* BEGIN *

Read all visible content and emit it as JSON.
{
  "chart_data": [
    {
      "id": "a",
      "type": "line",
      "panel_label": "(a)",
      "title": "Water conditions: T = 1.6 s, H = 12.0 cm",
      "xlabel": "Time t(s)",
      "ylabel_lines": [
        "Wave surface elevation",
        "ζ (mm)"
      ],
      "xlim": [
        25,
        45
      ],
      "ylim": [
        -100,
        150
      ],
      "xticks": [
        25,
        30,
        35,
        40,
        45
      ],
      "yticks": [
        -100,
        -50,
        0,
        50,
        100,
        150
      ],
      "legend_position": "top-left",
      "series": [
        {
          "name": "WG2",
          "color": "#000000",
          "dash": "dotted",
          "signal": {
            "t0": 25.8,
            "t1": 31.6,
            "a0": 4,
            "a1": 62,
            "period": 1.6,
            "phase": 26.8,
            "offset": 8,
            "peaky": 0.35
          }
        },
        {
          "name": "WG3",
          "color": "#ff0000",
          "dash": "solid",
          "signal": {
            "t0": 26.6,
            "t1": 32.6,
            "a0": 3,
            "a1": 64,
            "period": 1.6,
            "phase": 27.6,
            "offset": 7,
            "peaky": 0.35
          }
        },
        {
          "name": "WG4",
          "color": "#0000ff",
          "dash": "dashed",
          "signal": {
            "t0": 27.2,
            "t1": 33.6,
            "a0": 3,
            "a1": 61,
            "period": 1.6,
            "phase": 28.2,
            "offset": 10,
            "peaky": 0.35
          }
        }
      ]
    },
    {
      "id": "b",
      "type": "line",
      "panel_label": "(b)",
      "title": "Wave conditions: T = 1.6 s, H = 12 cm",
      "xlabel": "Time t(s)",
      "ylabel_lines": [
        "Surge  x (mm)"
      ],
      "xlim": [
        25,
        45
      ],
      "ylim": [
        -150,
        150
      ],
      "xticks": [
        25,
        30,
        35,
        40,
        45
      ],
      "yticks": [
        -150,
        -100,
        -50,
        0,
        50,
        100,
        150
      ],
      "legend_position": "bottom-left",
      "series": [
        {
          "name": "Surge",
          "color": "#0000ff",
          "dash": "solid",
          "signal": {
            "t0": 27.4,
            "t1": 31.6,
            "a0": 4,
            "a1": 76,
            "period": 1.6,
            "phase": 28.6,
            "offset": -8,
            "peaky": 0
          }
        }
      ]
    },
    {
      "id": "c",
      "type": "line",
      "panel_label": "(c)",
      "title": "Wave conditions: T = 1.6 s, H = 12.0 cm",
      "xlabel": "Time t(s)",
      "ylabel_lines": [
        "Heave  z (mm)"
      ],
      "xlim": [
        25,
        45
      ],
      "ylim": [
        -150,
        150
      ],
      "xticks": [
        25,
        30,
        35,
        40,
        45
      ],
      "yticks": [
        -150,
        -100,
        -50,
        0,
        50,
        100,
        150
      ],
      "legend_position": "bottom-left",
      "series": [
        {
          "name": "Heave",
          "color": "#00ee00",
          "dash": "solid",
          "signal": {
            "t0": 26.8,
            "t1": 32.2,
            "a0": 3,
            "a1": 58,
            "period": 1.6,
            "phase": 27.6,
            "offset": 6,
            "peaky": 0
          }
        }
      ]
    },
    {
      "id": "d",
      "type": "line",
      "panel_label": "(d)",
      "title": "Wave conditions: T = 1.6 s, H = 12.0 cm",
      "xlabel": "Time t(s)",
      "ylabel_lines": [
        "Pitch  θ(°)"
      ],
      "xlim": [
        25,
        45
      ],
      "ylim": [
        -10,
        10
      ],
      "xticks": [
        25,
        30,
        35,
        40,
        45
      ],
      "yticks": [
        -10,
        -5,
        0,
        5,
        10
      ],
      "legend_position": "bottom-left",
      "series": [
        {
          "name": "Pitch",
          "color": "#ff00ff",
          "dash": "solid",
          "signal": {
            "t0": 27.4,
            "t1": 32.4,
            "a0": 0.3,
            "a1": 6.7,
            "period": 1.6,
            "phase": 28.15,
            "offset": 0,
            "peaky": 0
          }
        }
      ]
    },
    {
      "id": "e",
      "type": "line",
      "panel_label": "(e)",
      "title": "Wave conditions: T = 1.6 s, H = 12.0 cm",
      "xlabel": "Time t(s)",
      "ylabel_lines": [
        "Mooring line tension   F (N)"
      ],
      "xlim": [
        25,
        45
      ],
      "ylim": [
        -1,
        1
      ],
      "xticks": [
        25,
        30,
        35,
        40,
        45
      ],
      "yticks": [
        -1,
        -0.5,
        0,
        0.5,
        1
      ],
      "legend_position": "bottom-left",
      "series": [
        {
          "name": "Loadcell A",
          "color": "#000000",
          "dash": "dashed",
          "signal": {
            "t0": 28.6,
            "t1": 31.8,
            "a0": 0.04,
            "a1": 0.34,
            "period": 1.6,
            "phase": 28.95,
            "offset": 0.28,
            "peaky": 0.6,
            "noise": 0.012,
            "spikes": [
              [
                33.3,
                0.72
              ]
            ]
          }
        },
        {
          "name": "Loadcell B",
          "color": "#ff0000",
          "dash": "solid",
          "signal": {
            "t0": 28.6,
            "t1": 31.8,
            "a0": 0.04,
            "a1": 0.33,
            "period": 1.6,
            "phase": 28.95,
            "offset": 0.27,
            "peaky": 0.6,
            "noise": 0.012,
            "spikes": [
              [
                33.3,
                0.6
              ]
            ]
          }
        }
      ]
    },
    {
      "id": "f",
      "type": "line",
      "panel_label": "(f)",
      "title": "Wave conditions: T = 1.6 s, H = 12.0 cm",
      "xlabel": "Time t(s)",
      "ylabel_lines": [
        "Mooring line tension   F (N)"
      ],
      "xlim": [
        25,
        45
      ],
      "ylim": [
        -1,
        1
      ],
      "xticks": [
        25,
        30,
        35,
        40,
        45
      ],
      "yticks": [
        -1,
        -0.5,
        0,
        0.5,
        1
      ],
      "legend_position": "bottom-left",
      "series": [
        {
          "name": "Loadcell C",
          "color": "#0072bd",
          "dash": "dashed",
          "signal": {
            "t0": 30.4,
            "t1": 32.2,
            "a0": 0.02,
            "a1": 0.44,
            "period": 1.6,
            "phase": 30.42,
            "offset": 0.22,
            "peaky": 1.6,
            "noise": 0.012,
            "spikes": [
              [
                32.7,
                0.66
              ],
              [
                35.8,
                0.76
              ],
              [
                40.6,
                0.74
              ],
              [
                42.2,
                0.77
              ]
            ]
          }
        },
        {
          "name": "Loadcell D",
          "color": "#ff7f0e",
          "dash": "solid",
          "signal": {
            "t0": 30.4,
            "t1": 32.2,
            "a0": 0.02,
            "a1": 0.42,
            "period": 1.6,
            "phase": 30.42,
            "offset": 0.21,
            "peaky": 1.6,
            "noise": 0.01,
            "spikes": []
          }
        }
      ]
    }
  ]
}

* END *

WHAT TO WORK ON:
Reproduce the material verbatim, line by line.

CORRECT RESULT:
Read all visible content and emit it as JSON.
{
  "chart_data": [
    {
      "id": "a",
      "type": "line",
      "panel_label": "(a)",
      "title": "Water conditions: T = 1.6 s, H = 12.0 cm",
      "xlabel": "Time t(s)",
      "ylabel_lines": [
        "Wave surface elevation",
        "ζ (mm)"
      ],
      "xlim": [
        25,
        45
      ],
      "ylim": [
        -100,
        150
      ],
      "xticks": [
        25,
        30,
        35,
        40,
        45
      ],
      "yticks": [
        -100,
        -50,
        0,
        50,
        100,
        150
      ],
      "legend_position": "top-left",
      "series": [
        {
          "name": "WG2",
          "color": "#000000",
          "dash": "dotted",
          "signal": {
            "t0": 25.8,
            "t1": 31.6,
            "a0": 4,
            "a1": 62,
            "period": 1.6,
            "phase": 26.8,
            "offset": 8,
            "peaky": 0.35
          }
        },
        {
          "name": "WG3",
          "color": "#ff0000",
          "dash": "solid",
          "signal": {
            "t0": 26.6,
            "t1": 32.6,
            "a0": 3,
            "a1": 64,
            "period": 1.6,
            "phase": 27.6,
            "offset": 7,
            "peaky": 0.35
          }
        },
        {
          "name": "WG4",
          "color": "#0000ff",
          "dash": "dashed",
          "signal": {
            "t0": 27.2,
            "t1": 33.6,
            "a0": 3,
            "a1": 61,
            "period": 1.6,
            "phase": 28.2,
            "offset": 10,
            "peaky": 0.35
          }
        }
      ]
    },
    {
      "id": "b",
      "type": "line",
      "panel_label": "(b)",
      "title": "Wave conditions: T = 1.6 s, H = 12 cm",
      "xlabel": "Time t(s)",
      "ylabel_lines": [
        "Surge  x (mm)"
      ],
      "xlim": [
        25,
        45
      ],
      "ylim": [
        -150,
        150
      ],
      "xticks": [
        25,
        30,
        35,
        40,
        45
      ],
      "yticks": [
        -150,
        -100,
        -50,
        0,
        50,
        100,
        150
      ],
      "legend_position": "bottom-left",
      "series": [
        {
          "name": "Surge",
          "color": "#0000ff",
          "dash": "solid",
          "signal": {
            "t0": 27.4,
            "t1": 31.6,
            "a0": 4,
            "a1": 76,
            "period": 1.6,
            "phase": 28.6,
            "offset": -8,
            "peaky": 0
          }
        }
      ]
    },
    {
      "id": "c",
      "type": "line",
      "panel_label": "(c)",
      "title": "Wave conditions: T = 1.6 s, H = 12.0 cm",
      "xlabel": "Time t(s)",
      "ylabel_lines": [
        "Heave  z (mm)"
      ],
      "xlim": [
        25,
        45
      ],
      "ylim": [
        -150,
        150
      ],
      "xticks": [
        25,
        30,
        35,
        40,
        45
      ],
      "yticks": [
        -150,
        -100,
        -50,
        0,
        50,
        100,
        150
      ],
      "legend_position": "bottom-left",
      "series": [
        {
          "name": "Heave",
          "color": "#00ee00",
          "dash": "solid",
          "signal": {
            "t0": 26.8,
            "t1": 32.2,
            "a0": 3,
            "a1": 58,
            "period": 1.6,
            "phase": 27.6,
            "offset": 6,
            "peaky": 0
          }
        }
      ]
    },
    {
      "id": "d",
      "type": "line",
      "panel_label": "(d)",
      "title": "Wave conditions: T = 1.6 s, H = 12.0 cm",
      "xlabel": "Time t(s)",
      "ylabel_lines": [
        "Pitch  θ(°)"
      ],
      "xlim": [
        25,
        45
      ],
      "ylim": [
        -10,
        10
      ],
      "xticks": [
        25,
        30,
        35,
        40,
        45
      ],
      "yticks": [
        -10,
        -5,
        0,
        5,
        10
      ],
      "legend_position": "bottom-left",
      "series": [
        {
          "name": "Pitch",
          "color": "#ff00ff",
          "dash": "solid",
          "signal": {
            "t0": 27.4,
            "t1": 32.4,
            "a0": 0.3,
            "a1": 6.7,
            "period": 1.6,
            "phase": 28.15,
            "offset": 0,
            "peaky": 0
          }
        }
      ]
    },
    {
      "id": "e",
      "type": "line",
      "panel_label": "(e)",
      "title": "Wave conditions: T = 1.6 s, H = 12.0 cm",
      "xlabel": "Time t(s)",
      "ylabel_lines": [
        "Mooring line tension   F (N)"
      ],
      "xlim": [
        25,
        45
      ],
      "ylim": [
        -1,
        1
      ],
      "xticks": [
        25,
        30,
        35,
        40,
        45
      ],
      "yticks": [
        -1,
        -0.5,
        0,
        0.5,
        1
      ],
      "legend_position": "bottom-left",
      "series": [
        {
          "name": "Loadcell A",
          "color": "#000000",
          "dash": "dashed",
          "signal": {
            "t0": 28.6,
            "t1": 31.8,
            "a0": 0.04,
            "a1": 0.34,
            "period": 1.6,
            "phase": 28.95,
            "offset": 0.28,
            "peaky": 0.6,
            "noise": 0.012,
            "spikes": [
              [
                33.3,
                0.72
              ]
            ]
          }
        },
        {
          "name": "Loadcell B",
          "color": "#ff0000",
          "dash": "solid",
          "signal": {
            "t0": 28.6,
            "t1": 31.8,
            "a0": 0.04,
            "a1": 0.33,
            "period": 1.6,
            "phase": 28.95,
            "offset": 0.27,
            "peaky": 0.6,
            "noise": 0.012,
            "spikes": [
              [
                33.3,
                0.6
              ]
            ]
          }
        }
      ]
    },
    {
      "id": "f",
      "type": "line",
      "panel_label": "(f)",
      "title": "Wave conditions: T = 1.6 s, H = 12.0 cm",
      "xlabel": "Time t(s)",
      "ylabel_lines": [
        "Mooring line tension   F (N)"
      ],
      "xlim": [
        25,
        45
      ],
      "ylim": [
        -1,
        1
      ],
      "xticks": [
        25,
        30,
        35,
        40,
        45
      ],
      "yticks": [
        -1,
        -0.5,
        0,
        0.5,
        1
      ],
      "legend_position": "bottom-left",
      "series": [
        {
          "name": "Loadcell C",
          "color": "#0072bd",
          "dash": "dashed",
          "signal": {
            "t0": 30.4,
            "t1": 32.2,
            "a0": 0.02,
            "a1": 0.44,
            "period": 1.6,
            "phase": 30.42,
            "offset": 0.22,
            "peaky": 1.6,
            "noise": 0.012,
            "spikes": [
              [
                32.7,
                0.66
              ],
              [
                35.8,
                0.76
              ],
              [
                40.6,
                0.74
              ],
              [
                42.2,
                0.77
              ]
            ]
          }
        },
        {
          "name": "Loadcell D",
          "color": "#ff7f0e",
          "dash": "solid",
          "signal": {
            "t0": 30.4,
            "t1": 32.2,
            "a0": 0.02,
            "a1": 0.42,
            "period": 1.6,
            "phase": 30.42,
            "offset": 0.21,
            "peaky": 1.6,
            "noise": 0.01,
            "spikes": []
          }
        }
      ]
    }
  ]
}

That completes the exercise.